Given exercise:
Return the records that follow, matching each one exactly.

** start of Entries provided **

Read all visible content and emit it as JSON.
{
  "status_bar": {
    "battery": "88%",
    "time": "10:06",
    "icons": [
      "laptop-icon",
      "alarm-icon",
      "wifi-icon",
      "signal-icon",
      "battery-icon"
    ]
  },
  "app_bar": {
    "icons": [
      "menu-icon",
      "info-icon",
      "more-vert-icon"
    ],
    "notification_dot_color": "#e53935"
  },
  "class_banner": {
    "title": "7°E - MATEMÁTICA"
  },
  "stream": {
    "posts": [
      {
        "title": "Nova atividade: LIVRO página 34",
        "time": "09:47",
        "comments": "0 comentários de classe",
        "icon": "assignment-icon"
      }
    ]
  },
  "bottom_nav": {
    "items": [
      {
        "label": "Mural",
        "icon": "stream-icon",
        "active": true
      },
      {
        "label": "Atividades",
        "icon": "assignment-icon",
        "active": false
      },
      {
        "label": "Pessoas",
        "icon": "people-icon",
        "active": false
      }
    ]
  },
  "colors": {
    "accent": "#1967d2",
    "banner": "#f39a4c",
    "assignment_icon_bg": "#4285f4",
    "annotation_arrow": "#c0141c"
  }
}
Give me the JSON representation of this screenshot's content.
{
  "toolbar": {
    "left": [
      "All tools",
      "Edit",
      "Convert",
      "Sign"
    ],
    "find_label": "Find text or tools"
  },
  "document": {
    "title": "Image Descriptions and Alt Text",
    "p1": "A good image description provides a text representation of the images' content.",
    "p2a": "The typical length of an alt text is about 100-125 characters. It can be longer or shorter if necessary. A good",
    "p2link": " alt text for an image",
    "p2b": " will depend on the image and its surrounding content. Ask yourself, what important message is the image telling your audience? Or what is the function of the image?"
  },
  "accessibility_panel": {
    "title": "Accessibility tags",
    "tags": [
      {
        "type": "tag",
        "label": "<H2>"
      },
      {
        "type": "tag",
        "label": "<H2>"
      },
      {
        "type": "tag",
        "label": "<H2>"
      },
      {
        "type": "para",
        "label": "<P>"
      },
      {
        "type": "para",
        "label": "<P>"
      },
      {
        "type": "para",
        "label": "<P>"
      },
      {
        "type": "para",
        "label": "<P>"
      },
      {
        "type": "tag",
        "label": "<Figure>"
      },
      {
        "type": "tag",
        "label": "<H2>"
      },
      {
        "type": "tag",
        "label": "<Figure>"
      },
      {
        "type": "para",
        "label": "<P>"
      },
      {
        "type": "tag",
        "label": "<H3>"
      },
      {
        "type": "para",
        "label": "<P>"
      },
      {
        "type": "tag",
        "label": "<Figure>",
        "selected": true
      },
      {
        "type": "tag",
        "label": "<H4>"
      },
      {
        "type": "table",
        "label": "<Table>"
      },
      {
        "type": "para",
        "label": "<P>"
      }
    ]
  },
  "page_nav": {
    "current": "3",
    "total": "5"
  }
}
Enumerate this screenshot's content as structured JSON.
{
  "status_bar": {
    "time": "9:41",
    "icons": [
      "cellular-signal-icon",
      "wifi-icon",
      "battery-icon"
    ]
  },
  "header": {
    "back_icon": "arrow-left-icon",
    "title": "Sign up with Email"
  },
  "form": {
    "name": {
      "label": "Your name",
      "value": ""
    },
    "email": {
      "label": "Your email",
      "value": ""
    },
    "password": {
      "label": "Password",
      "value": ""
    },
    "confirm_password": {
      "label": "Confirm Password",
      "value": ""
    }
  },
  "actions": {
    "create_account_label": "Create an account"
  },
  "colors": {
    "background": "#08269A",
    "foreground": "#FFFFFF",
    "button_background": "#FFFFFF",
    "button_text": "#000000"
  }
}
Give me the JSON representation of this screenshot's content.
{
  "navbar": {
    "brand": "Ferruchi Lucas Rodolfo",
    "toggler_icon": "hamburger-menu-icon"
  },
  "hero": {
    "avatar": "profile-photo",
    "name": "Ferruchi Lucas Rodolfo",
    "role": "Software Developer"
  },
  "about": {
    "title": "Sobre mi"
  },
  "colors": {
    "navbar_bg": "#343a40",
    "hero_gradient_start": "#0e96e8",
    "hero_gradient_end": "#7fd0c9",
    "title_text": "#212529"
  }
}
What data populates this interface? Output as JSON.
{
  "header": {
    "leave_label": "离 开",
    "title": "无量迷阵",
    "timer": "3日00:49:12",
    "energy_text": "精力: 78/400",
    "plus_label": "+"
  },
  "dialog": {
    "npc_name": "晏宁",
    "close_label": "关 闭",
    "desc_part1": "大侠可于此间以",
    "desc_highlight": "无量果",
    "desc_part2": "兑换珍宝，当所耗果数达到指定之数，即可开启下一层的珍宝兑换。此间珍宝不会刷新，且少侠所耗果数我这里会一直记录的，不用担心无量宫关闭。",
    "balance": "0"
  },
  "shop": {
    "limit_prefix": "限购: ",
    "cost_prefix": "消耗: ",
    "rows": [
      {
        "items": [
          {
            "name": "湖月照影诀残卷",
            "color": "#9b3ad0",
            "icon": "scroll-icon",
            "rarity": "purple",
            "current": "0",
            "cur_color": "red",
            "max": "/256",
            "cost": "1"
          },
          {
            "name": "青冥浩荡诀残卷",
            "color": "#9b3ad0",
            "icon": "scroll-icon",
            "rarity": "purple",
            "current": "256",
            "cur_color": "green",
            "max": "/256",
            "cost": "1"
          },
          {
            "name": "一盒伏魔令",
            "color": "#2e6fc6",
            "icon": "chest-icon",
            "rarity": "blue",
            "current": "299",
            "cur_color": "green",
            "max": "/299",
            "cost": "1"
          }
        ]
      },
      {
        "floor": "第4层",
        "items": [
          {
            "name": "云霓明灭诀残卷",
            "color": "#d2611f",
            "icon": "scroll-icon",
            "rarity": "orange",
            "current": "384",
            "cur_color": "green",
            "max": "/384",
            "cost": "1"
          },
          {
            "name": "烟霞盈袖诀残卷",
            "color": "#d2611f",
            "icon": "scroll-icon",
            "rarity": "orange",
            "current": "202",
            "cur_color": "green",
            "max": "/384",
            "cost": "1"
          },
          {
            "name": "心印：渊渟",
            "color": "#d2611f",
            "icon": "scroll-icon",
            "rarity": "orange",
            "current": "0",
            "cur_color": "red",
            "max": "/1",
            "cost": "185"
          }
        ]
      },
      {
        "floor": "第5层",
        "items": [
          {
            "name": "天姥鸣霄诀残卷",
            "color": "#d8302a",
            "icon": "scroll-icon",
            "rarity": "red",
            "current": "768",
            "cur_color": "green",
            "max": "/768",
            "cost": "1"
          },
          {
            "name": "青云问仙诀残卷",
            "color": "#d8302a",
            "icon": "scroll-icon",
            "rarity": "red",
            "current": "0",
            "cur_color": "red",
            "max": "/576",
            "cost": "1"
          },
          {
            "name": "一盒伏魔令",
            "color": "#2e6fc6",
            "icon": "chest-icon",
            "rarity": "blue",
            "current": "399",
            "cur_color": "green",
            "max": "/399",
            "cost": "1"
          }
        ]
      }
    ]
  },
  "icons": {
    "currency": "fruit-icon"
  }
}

** end of Entries provided **

Correct output:
Read all visible content and emit it as JSON.
{
  "status_bar": {
    "battery": "88%",
    "time": "10:06",
    "icons": [
      "laptop-icon",
      "alarm-icon",
      "wifi-icon",
      "signal-icon",
      "battery-icon"
    ]
  },
  "app_bar": {
    "icons": [
      "menu-icon",
      "info-icon",
      "more-vert-icon"
    ],
    "notification_dot_color": "#e53935"
  },
  "class_banner": {
    "title": "7°E - MATEMÁTICA"
  },
  "stream": {
    "posts": [
      {
        "title": "Nova atividade: LIVRO página 34",
        "time": "09:47",
        "comments": "0 comentários de classe",
        "icon": "assignment-icon"
      }
    ]
  },
  "bottom_nav": {
    "items": [
      {
        "label": "Mural",
        "icon": "stream-icon",
        "active": true
      },
      {
        "label": "Atividades",
        "icon": "assignment-icon",
        "active": false
      },
      {
        "label": "Pessoas",
        "icon": "people-icon",
        "active": false
      }
    ]
  },
  "colors": {
    "accent": "#1967d2",
    "banner": "#f39a4c",
    "assignment_icon_bg": "#4285f4",
    "annotation_arrow": "#c0141c"
  }
}
Give me the JSON representation of this screenshot's content.
{
  "toolbar": {
    "left": [
      "All tools",
      "Edit",
      "Convert",
      "Sign"
    ],
    "find_label": "Find text or tools"
  },
  "document": {
    "title": "Image Descriptions and Alt Text",
    "p1": "A good image description provides a text representation of the images' content.",
    "p2a": "The typical length of an alt text is about 100-125 characters. It can be longer or shorter if necessary. A good",
    "p2link": " alt text for an image",
    "p2b": " will depend on the image and its surrounding content. Ask yourself, what important message is the image telling your audience? Or what is the function of the image?"
  },
  "accessibility_panel": {
    "title": "Accessibility tags",
    "tags": [
      {
        "type": "tag",
        "label": "<H2>"
      },
      {
        "type": "tag",
        "label": "<H2>"
      },
      {
        "type": "tag",
        "label": "<H2>"
      },
      {
        "type": "para",
        "label": "<P>"
      },
      {
        "type": "para",
        "label": "<P>"
      },
      {
        "type": "para",
        "label": "<P>"
      },
      {
        "type": "para",
        "label": "<P>"
      },
      {
        "type": "tag",
        "label": "<Figure>"
      },
      {
        "type": "tag",
        "label": "<H2>"
      },
      {
        "type": "tag",
        "label": "<Figure>"
      },
      {
        "type": "para",
        "label": "<P>"
      },
      {
        "type": "tag",
        "label": "<H3>"
      },
      {
        "type": "para",
        "label": "<P>"
      },
      {
        "type": "tag",
        "label": "<Figure>",
        "selected": true
      },
      {
        "type": "tag",
        "label": "<H4>"
      },
      {
        "type": "table",
        "label": "<Table>"
      },
      {
        "type": "para",
        "label": "<P>"
      }
    ]
  },
  "page_nav": {
    "current": "3",
    "total": "5"
  }
}
Enumerate this screenshot's content as structured JSON.
{
  "status_bar": {
    "time": "9:41",
    "icons": [
      "cellular-signal-icon",
      "wifi-icon",
      "battery-icon"
    ]
  },
  "header": {
    "back_icon": "arrow-left-icon",
    "title": "Sign up with Email"
  },
  "form": {
    "name": {
      "label": "Your name",
      "value": ""
    },
    "email": {
      "label": "Your email",
      "value": ""
    },
    "password": {
      "label": "Password",
      "value": ""
    },
    "confirm_password": {
      "label": "Confirm Password",
      "value": ""
    }
  },
  "actions": {
    "create_account_label": "Create an account"
  },
  "colors": {
    "background": "#08269A",
    "foreground": "#FFFFFF",
    "button_background": "#FFFFFF",
    "button_text": "#000000"
  }
}
Give me the JSON representation of this screenshot's content.
{
  "navbar": {
    "brand": "Ferruchi Lucas Rodolfo",
    "toggler_icon": "hamburger-menu-icon"
  },
  "hero": {
    "avatar": "profile-photo",
    "name": "Ferruchi Lucas Rodolfo",
    "role": "Software Developer"
  },
  "about": {
    "title": "Sobre mi"
  },
  "colors": {
    "navbar_bg": "#343a40",
    "hero_gradient_start": "#0e96e8",
    "hero_gradient_end": "#7fd0c9",
    "title_text": "#212529"
  }
}
What data populates this interface? Output as JSON.
{
  "header": {
    "leave_label": "离 开",
    "title": "无量迷阵",
    "timer": "3日00:49:12",
    "energy_text": "精力: 78/400",
    "plus_label": "+"
  },
  "dialog": {
    "npc_name": "晏宁",
    "close_label": "关 闭",
    "desc_part1": "大侠可于此间以",
    "desc_highlight": "无量果",
    "desc_part2": "兑换珍宝，当所耗果数达到指定之数，即可开启下一层的珍宝兑换。此间珍宝不会刷新，且少侠所耗果数我这里会一直记录的，不用担心无量宫关闭。",
    "balance": "0"
  },
  "shop": {
    "limit_prefix": "限购: ",
    "cost_prefix": "消耗: ",
    "rows": [
      {
        "items": [
          {
            "name": "湖月照影诀残卷",
            "color": "#9b3ad0",
            "icon": "scroll-icon",
            "rarity": "purple",
            "current": "0",
            "cur_color": "red",
            "max": "/256",
            "cost": "1"
          },
          {
            "name": "青冥浩荡诀残卷",
            "color": "#9b3ad0",
            "icon": "scroll-icon",
            "rarity": "purple",
            "current": "256",
            "cur_color": "green",
            "max": "/256",
            "cost": "1"
          },
          {
            "name": "一盒伏魔令",
            "color": "#2e6fc6",
            "icon": "chest-icon",
            "rarity": "blue",
            "current": "299",
            "cur_color": "green",
            "max": "/299",
            "cost": "1"
          }
        ]
      },
      {
        "floor": "第4层",
        "items": [
          {
            "name": "云霓明灭诀残卷",
            "color": "#d2611f",
            "icon": "scroll-icon",
            "rarity": "orange",
            "current": "384",
            "cur_color": "green",
            "max": "/384",
            "cost": "1"
          },
          {
            "name": "烟霞盈袖诀残卷",
            "color": "#d2611f",
            "icon": "scroll-icon",
            "rarity": "orange",
            "current": "202",
            "cur_color": "green",
            "max": "/384",
            "cost": "1"
          },
          {
            "name": "心印：渊渟",
            "color": "#d2611f",
            "icon": "scroll-icon",
            "rarity": "orange",
            "current": "0",
            "cur_color": "red",
            "max": "/1",
            "cost": "185"
          }
        ]
      },
      {
        "floor": "第5层",
        "items": [
          {
            "name": "天姥鸣霄诀残卷",
            "color": "#d8302a",
            "icon": "scroll-icon",
            "rarity": "red",
            "current": "768",
            "cur_color": "green",
            "max": "/768",
            "cost": "1"
          },
          {
            "name": "青云问仙诀残卷",
            "color": "#d8302a",
            "icon": "scroll-icon",
            "rarity": "red",
            "current": "0",
            "cur_color": "red",
            "max": "/576",
            "cost": "1"
          },
          {
            "name": "一盒伏魔令",
            "color": "#2e6fc6",
            "icon": "chest-icon",
            "rarity": "blue",
            "current": "399",
            "cur_color": "green",
            "max": "/399",
            "cost": "1"
          }
        ]
      }
    ]
  },
  "icons": {
    "currency": "fruit-icon"
  }
}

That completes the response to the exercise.